= Data supplied =
┏━━
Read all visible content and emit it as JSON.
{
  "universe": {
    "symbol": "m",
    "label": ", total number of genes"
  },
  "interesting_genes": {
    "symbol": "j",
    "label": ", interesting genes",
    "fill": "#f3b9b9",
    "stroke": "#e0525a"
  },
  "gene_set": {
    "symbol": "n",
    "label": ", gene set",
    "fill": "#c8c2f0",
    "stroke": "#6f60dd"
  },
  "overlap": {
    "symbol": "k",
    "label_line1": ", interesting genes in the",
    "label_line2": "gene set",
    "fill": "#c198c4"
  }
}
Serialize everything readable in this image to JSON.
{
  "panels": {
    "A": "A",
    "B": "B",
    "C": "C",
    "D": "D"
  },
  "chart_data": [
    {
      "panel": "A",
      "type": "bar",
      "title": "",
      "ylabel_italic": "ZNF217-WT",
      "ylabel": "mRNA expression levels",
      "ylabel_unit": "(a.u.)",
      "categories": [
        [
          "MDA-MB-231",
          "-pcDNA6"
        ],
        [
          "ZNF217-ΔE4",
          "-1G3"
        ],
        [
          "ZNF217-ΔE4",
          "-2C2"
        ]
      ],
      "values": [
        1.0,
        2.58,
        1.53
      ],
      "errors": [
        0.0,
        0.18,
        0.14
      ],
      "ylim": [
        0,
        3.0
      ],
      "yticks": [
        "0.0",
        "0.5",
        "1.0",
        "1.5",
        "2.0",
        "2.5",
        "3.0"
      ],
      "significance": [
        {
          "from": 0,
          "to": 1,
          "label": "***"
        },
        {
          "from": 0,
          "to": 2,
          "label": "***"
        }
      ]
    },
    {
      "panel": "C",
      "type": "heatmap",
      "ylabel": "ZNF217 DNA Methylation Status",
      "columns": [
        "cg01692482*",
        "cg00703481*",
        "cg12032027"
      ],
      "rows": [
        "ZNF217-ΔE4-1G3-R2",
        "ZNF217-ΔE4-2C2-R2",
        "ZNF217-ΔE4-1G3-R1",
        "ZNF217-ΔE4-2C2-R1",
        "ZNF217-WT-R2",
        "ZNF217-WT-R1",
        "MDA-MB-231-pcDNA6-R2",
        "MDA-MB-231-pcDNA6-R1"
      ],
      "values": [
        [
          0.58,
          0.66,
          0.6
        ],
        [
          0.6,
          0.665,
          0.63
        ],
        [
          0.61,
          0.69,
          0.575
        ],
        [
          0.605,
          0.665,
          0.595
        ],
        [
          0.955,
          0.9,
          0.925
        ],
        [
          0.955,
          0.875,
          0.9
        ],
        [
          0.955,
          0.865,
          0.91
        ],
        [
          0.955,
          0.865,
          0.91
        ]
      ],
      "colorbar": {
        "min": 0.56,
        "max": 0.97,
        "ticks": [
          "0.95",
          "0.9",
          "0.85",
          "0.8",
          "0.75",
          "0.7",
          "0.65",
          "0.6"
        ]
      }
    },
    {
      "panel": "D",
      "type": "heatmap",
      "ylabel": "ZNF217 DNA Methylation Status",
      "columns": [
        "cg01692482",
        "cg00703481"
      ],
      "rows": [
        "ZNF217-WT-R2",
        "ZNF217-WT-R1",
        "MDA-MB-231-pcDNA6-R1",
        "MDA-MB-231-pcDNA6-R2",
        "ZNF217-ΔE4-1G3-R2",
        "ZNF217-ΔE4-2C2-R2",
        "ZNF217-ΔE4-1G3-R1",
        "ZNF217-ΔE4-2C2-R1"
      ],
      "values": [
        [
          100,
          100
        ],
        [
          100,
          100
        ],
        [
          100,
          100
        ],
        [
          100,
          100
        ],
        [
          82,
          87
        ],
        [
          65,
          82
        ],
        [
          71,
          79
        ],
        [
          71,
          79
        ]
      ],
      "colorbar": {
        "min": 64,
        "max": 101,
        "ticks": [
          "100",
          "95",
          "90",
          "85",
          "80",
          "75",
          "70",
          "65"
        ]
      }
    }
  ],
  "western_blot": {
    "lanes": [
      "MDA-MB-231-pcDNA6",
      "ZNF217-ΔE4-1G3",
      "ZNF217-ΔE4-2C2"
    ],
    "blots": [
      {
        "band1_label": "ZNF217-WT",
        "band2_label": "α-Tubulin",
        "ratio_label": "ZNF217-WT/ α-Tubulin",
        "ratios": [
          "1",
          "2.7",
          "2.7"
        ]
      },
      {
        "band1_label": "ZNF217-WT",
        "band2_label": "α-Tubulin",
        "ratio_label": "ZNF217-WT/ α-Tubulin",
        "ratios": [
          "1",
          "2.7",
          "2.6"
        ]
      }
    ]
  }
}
┗━━
= Exercise aim =
The whole of the material above needs to be copied exactly.

= Output =
Read all visible content and emit it as JSON.
{
  "universe": {
    "symbol": "m",
    "label": ", total number of genes"
  },
  "interesting_genes": {
    "symbol": "j",
    "label": ", interesting genes",
    "fill": "#f3b9b9",
    "stroke": "#e0525a"
  },
  "gene_set": {
    "symbol": "n",
    "label": ", gene set",
    "fill": "#c8c2f0",
    "stroke": "#6f60dd"
  },
  "overlap": {
    "symbol": "k",
    "label_line1": ", interesting genes in the",
    "label_line2": "gene set",
    "fill": "#c198c4"
  }
}
Serialize everything readable in this image to JSON.
{
  "panels": {
    "A": "A",
    "B": "B",
    "C": "C",
    "D": "D"
  },
  "chart_data": [
    {
      "panel": "A",
      "type": "bar",
      "title": "",
      "ylabel_italic": "ZNF217-WT",
      "ylabel": "mRNA expression levels",
      "ylabel_unit": "(a.u.)",
      "categories": [
        [
          "MDA-MB-231",
          "-pcDNA6"
        ],
        [
          "ZNF217-ΔE4",
          "-1G3"
        ],
        [
          "ZNF217-ΔE4",
          "-2C2"
        ]
      ],
      "values": [
        1.0,
        2.58,
        1.53
      ],
      "errors": [
        0.0,
        0.18,
        0.14
      ],
      "ylim": [
        0,
        3.0
      ],
      "yticks": [
        "0.0",
        "0.5",
        "1.0",
        "1.5",
        "2.0",
        "2.5",
        "3.0"
      ],
      "significance": [
        {
          "from": 0,
          "to": 1,
          "label": "***"
        },
        {
          "from": 0,
          "to": 2,
          "label": "***"
        }
      ]
    },
    {
      "panel": "C",
      "type": "heatmap",
      "ylabel": "ZNF217 DNA Methylation Status",
      "columns": [
        "cg01692482*",
        "cg00703481*",
        "cg12032027"
      ],
      "rows": [
        "ZNF217-ΔE4-1G3-R2",
        "ZNF217-ΔE4-2C2-R2",
        "ZNF217-ΔE4-1G3-R1",
        "ZNF217-ΔE4-2C2-R1",
        "ZNF217-WT-R2",
        "ZNF217-WT-R1",
        "MDA-MB-231-pcDNA6-R2",
        "MDA-MB-231-pcDNA6-R1"
      ],
      "values": [
        [
          0.58,
          0.66,
          0.6
        ],
        [
          0.6,
          0.665,
          0.63
        ],
        [
          0.61,
          0.69,
          0.575
        ],
        [
          0.605,
          0.665,
          0.595
        ],
        [
          0.955,
          0.9,
          0.925
        ],
        [
          0.955,
          0.875,
          0.9
        ],
        [
          0.955,
          0.865,
          0.91
        ],
        [
          0.955,
          0.865,
          0.91
        ]
      ],
      "colorbar": {
        "min": 0.56,
        "max": 0.97,
        "ticks": [
          "0.95",
          "0.9",
          "0.85",
          "0.8",
          "0.75",
          "0.7",
          "0.65",
          "0.6"
        ]
      }
    },
    {
      "panel": "D",
      "type": "heatmap",
      "ylabel": "ZNF217 DNA Methylation Status",
      "columns": [
        "cg01692482",
        "cg00703481"
      ],
      "rows": [
        "ZNF217-WT-R2",
        "ZNF217-WT-R1",
        "MDA-MB-231-pcDNA6-R1",
        "MDA-MB-231-pcDNA6-R2",
        "ZNF217-ΔE4-1G3-R2",
        "ZNF217-ΔE4-2C2-R2",
        "ZNF217-ΔE4-1G3-R1",
        "ZNF217-ΔE4-2C2-R1"
      ],
      "values": [
        [
          100,
          100
        ],
        [
          100,
          100
        ],
        [
          100,
          100
        ],
        [
          100,
          100
        ],
        [
          82,
          87
        ],
        [
          65,
          82
        ],
        [
          71,
          79
        ],
        [
          71,
          79
        ]
      ],
      "colorbar": {
        "min": 64,
        "max": 101,
        "ticks": [
          "100",
          "95",
          "90",
          "85",
          "80",
          "75",
          "70",
          "65"
        ]
      }
    }
  ],
  "western_blot": {
    "lanes": [
      "MDA-MB-231-pcDNA6",
      "ZNF217-ΔE4-1G3",
      "ZNF217-ΔE4-2C2"
    ],
    "blots": [
      {
        "band1_label": "ZNF217-WT",
        "band2_label": "α-Tubulin",
        "ratio_label": "ZNF217-WT/ α-Tubulin",
        "ratios": [
          "1",
          "2.7",
          "2.7"
        ]
      },
      {
        "band1_label": "ZNF217-WT",
        "band2_label": "α-Tubulin",
        "ratio_label": "ZNF217-WT/ α-Tubulin",
        "ratios": [
          "1",
          "2.7",
          "2.6"
        ]
      }
    ]
  }
}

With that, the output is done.